### Required task
Report how many lines below contain the word "border", and give only that number.
------ Recorded data ------
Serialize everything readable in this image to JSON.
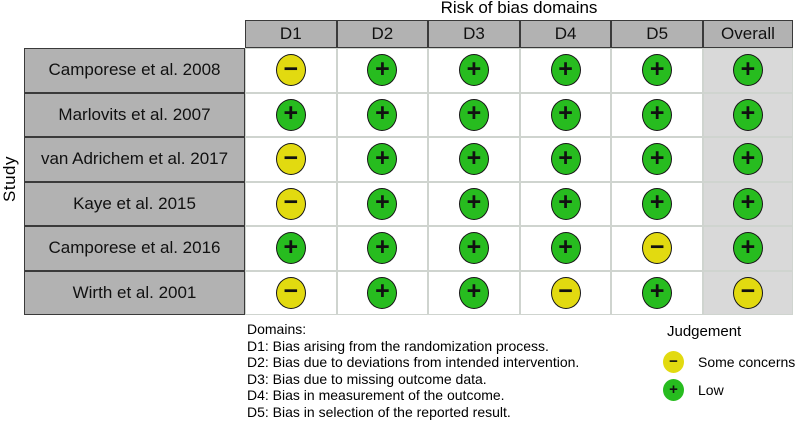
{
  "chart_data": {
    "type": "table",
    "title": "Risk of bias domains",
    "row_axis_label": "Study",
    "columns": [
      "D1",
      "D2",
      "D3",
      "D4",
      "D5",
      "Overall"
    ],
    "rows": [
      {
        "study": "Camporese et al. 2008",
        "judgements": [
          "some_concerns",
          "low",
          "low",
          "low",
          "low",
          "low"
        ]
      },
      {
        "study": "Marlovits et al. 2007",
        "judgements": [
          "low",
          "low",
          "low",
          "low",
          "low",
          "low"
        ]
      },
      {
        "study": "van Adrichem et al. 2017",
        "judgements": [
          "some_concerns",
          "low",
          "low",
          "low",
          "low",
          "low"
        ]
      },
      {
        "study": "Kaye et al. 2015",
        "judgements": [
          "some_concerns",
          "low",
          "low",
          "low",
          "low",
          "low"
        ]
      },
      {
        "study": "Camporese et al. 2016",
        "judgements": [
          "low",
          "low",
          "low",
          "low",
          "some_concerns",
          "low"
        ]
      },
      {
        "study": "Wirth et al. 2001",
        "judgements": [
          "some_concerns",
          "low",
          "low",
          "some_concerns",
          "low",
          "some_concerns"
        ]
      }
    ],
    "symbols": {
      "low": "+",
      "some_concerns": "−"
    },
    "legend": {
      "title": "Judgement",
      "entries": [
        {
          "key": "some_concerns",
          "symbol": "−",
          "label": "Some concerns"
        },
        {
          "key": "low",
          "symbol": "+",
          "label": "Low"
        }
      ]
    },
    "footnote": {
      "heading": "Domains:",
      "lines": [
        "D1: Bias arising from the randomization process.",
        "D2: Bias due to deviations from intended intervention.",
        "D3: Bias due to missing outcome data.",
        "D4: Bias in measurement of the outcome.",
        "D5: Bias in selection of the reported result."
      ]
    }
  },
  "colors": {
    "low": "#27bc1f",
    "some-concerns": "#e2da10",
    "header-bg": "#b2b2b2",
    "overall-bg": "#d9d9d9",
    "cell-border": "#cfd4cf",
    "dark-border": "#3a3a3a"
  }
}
------
------ Recorded data ------
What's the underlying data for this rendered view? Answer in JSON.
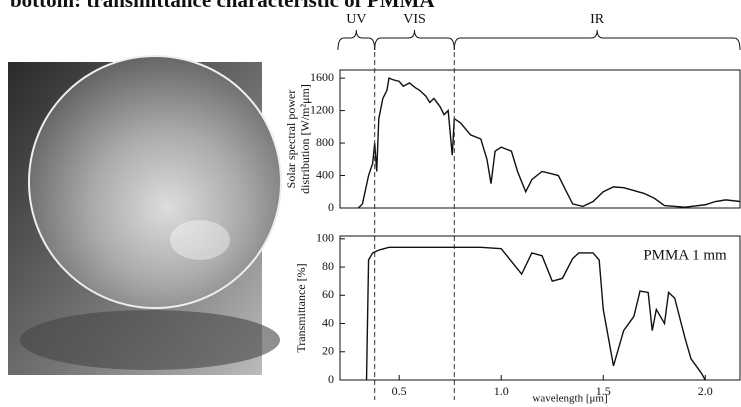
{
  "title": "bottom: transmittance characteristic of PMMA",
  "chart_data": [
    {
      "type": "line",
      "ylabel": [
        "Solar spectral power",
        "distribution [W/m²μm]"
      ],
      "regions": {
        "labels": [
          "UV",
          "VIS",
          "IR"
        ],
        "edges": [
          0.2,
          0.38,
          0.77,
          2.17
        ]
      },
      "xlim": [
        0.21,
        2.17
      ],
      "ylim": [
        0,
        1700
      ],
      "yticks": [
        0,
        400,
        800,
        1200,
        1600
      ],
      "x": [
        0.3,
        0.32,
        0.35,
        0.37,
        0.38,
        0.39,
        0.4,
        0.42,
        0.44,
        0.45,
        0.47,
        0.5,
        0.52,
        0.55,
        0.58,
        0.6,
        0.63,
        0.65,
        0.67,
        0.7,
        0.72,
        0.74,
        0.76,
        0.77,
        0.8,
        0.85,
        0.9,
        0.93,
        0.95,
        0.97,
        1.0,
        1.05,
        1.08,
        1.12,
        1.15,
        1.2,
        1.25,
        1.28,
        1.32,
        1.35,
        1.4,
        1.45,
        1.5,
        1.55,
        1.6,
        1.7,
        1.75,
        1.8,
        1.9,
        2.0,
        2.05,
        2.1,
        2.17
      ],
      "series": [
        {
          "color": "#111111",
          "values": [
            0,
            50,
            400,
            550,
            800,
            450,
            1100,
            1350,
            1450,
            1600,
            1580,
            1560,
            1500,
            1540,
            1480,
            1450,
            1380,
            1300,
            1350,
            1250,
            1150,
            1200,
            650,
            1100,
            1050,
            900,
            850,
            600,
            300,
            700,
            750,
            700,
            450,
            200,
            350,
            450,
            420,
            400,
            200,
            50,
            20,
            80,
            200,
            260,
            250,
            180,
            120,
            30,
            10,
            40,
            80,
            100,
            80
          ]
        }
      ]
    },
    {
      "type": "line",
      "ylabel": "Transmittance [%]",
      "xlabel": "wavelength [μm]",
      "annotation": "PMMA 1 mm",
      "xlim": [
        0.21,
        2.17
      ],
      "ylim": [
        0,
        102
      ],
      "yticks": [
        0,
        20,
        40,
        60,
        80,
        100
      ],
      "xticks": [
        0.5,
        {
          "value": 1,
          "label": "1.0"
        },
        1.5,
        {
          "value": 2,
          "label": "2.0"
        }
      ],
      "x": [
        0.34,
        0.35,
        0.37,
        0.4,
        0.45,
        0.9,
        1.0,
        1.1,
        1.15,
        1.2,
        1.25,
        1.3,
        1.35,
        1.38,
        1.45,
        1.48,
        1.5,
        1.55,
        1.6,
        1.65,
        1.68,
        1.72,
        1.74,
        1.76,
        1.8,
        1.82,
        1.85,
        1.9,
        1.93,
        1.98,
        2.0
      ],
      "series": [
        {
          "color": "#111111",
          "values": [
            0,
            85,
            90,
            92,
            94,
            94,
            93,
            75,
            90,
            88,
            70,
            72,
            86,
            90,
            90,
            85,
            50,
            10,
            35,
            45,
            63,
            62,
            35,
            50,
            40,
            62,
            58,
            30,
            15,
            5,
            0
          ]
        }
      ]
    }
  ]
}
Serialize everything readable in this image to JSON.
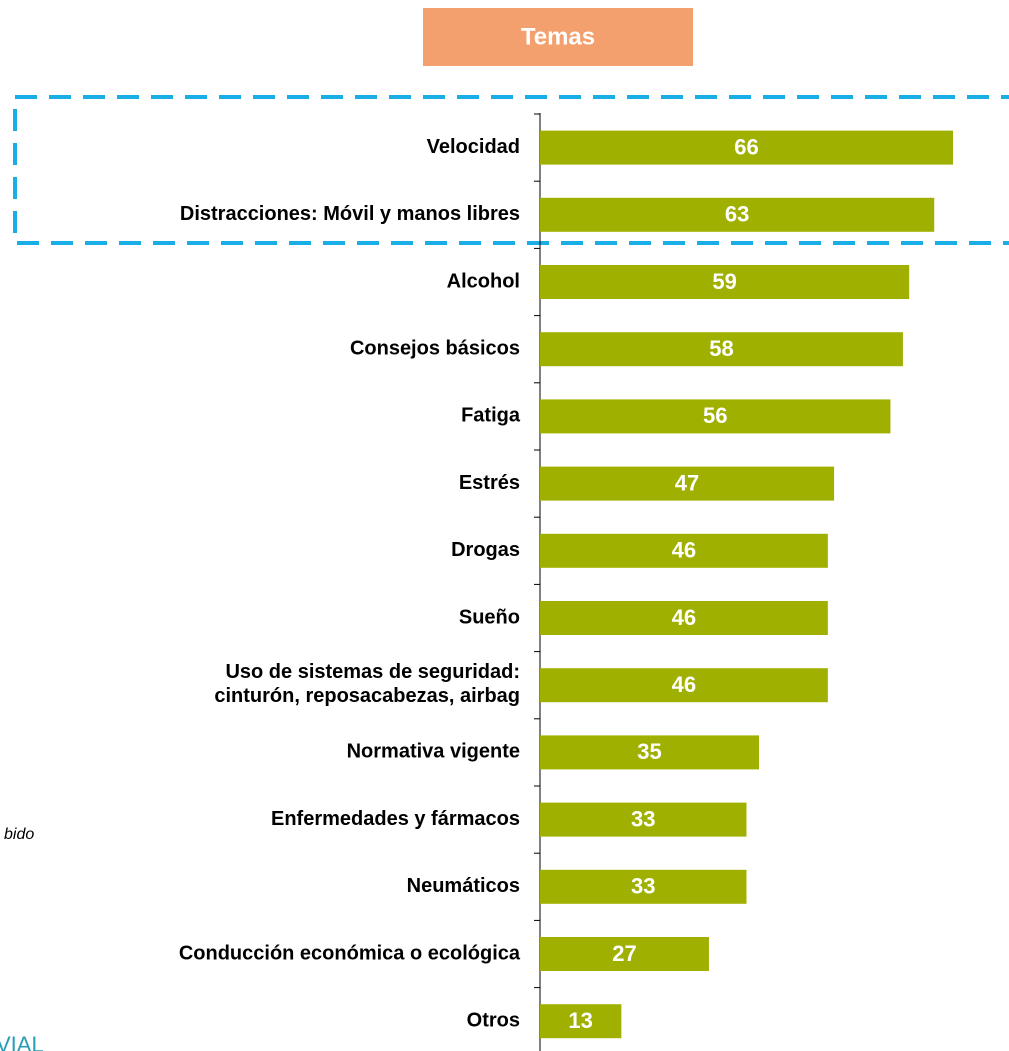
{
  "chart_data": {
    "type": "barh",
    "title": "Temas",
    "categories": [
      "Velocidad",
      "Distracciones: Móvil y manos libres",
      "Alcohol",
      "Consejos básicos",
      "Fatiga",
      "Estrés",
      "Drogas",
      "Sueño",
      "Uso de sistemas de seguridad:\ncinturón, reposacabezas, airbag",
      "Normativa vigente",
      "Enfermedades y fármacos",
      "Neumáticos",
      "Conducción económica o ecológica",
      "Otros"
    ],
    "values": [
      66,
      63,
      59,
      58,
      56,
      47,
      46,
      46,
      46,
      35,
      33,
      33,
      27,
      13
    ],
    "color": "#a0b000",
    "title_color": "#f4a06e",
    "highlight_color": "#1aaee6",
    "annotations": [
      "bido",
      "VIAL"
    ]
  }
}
------
### Solution for this task
2